## START
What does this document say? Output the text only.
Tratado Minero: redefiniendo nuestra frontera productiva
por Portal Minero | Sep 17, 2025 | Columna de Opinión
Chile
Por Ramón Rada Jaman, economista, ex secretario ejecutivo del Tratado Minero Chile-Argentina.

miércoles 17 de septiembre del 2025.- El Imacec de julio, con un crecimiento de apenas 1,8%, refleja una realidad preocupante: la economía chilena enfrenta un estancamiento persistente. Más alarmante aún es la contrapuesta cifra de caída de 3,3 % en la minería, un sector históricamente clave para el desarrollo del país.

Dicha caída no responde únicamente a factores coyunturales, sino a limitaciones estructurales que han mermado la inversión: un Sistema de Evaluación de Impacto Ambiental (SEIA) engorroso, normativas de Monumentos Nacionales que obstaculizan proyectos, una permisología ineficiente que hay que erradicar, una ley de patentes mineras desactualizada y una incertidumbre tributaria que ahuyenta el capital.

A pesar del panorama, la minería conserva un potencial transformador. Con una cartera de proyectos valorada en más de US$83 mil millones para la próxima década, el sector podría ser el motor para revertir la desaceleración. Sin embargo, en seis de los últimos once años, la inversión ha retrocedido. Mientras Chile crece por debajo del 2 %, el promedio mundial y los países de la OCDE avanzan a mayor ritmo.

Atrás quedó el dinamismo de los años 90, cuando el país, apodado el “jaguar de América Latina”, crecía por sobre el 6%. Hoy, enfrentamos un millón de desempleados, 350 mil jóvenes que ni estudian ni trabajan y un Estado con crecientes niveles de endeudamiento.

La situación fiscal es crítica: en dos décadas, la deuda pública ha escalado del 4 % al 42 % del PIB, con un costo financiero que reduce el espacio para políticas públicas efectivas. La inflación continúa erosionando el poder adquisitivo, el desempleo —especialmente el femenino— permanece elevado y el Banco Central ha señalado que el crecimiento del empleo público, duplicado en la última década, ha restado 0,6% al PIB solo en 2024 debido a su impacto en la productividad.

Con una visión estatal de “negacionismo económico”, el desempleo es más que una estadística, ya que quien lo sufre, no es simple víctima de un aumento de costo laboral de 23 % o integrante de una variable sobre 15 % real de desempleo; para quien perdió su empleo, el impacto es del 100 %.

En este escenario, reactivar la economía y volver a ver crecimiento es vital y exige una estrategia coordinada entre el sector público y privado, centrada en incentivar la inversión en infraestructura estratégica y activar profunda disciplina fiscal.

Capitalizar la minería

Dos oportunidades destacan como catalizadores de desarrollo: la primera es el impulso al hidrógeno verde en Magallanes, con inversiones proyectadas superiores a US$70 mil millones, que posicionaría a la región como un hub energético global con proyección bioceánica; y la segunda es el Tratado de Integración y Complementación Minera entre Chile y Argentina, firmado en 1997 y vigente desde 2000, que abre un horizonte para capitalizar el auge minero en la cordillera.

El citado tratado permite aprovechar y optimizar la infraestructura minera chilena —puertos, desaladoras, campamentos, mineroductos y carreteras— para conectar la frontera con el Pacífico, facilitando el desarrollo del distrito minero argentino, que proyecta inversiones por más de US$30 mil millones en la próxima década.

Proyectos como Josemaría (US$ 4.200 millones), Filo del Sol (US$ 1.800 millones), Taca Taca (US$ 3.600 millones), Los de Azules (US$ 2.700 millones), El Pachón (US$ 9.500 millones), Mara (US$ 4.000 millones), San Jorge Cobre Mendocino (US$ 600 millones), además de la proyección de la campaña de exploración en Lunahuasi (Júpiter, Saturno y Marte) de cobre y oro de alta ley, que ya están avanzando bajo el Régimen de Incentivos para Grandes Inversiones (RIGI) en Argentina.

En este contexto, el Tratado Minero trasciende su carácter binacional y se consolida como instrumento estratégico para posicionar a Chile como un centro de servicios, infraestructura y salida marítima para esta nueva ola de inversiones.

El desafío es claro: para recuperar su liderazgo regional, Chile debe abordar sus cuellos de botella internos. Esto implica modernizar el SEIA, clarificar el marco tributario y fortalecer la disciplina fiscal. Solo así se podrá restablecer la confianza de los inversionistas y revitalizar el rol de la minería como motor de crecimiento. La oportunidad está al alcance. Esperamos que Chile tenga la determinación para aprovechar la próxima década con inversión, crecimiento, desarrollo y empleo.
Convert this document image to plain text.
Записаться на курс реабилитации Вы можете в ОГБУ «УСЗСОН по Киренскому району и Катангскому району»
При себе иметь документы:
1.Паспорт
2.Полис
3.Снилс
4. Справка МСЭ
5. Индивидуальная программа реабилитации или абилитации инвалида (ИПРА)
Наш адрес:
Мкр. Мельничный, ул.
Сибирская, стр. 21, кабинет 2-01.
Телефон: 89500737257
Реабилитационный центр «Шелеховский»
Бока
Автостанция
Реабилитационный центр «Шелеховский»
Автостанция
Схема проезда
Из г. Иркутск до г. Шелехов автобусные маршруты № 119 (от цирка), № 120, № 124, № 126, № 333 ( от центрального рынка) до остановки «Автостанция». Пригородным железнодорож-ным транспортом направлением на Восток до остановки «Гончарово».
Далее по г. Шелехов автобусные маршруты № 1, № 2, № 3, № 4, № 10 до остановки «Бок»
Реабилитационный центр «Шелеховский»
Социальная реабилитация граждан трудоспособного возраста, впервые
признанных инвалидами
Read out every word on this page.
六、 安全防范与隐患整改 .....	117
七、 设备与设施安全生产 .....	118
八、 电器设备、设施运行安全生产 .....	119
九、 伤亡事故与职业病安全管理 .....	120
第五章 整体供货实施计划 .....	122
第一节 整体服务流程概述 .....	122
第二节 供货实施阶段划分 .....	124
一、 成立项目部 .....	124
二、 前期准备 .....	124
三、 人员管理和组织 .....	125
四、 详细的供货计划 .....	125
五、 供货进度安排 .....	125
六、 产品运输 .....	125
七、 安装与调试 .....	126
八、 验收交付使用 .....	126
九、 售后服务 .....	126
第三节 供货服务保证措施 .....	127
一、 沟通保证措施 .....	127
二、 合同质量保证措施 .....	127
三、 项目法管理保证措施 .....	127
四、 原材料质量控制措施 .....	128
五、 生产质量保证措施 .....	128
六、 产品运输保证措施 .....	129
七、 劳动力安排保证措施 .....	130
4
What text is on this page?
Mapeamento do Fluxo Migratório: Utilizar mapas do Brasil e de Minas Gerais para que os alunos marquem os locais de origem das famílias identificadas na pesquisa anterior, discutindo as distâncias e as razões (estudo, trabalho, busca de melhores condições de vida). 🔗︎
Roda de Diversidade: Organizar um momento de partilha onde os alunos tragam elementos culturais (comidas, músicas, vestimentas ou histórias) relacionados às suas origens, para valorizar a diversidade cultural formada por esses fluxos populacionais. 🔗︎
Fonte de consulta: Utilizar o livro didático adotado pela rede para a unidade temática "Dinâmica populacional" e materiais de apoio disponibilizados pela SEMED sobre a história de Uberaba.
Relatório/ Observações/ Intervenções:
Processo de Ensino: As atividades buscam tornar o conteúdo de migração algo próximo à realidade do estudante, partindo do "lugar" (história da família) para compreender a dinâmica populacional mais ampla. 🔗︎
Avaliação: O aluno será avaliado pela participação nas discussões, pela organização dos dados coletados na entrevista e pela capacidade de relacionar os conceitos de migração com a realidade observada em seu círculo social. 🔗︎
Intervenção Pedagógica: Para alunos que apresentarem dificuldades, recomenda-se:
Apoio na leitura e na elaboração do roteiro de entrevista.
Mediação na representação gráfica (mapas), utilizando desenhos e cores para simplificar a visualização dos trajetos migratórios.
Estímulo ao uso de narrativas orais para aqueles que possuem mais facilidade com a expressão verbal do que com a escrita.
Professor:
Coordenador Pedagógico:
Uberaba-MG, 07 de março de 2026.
## END
▶ [What is expected] Copy out the lines from the line containing "What text is on this page?" to the end of the listing above, without alteration.

▶ [Response to this task]
What text is on this page?
Mapeamento do Fluxo Migratório: Utilizar mapas do Brasil e de Minas Gerais para que os alunos marquem os locais de origem das famílias identificadas na pesquisa anterior, discutindo as distâncias e as razões (estudo, trabalho, busca de melhores condições de vida). 🔗︎
Roda de Diversidade: Organizar um momento de partilha onde os alunos tragam elementos culturais (comidas, músicas, vestimentas ou histórias) relacionados às suas origens, para valorizar a diversidade cultural formada por esses fluxos populacionais. 🔗︎
Fonte de consulta: Utilizar o livro didático adotado pela rede para a unidade temática "Dinâmica populacional" e materiais de apoio disponibilizados pela SEMED sobre a história de Uberaba.
Relatório/ Observações/ Intervenções:
Processo de Ensino: As atividades buscam tornar o conteúdo de migração algo próximo à realidade do estudante, partindo do "lugar" (história da família) para compreender a dinâmica populacional mais ampla. 🔗︎
Avaliação: O aluno será avaliado pela participação nas discussões, pela organização dos dados coletados na entrevista e pela capacidade de relacionar os conceitos de migração com a realidade observada em seu círculo social. 🔗︎
Intervenção Pedagógica: Para alunos que apresentarem dificuldades, recomenda-se:
Apoio na leitura e na elaboração do roteiro de entrevista.
Mediação na representação gráfica (mapas), utilizando desenhos e cores para simplificar a visualização dos trajetos migratórios.
Estímulo ao uso de narrativas orais para aqueles que possuem mais facilidade com a expressão verbal do que com a escrita.
Professor:
Coordenador Pedagógico:
Uberaba-MG, 07 de março de 2026.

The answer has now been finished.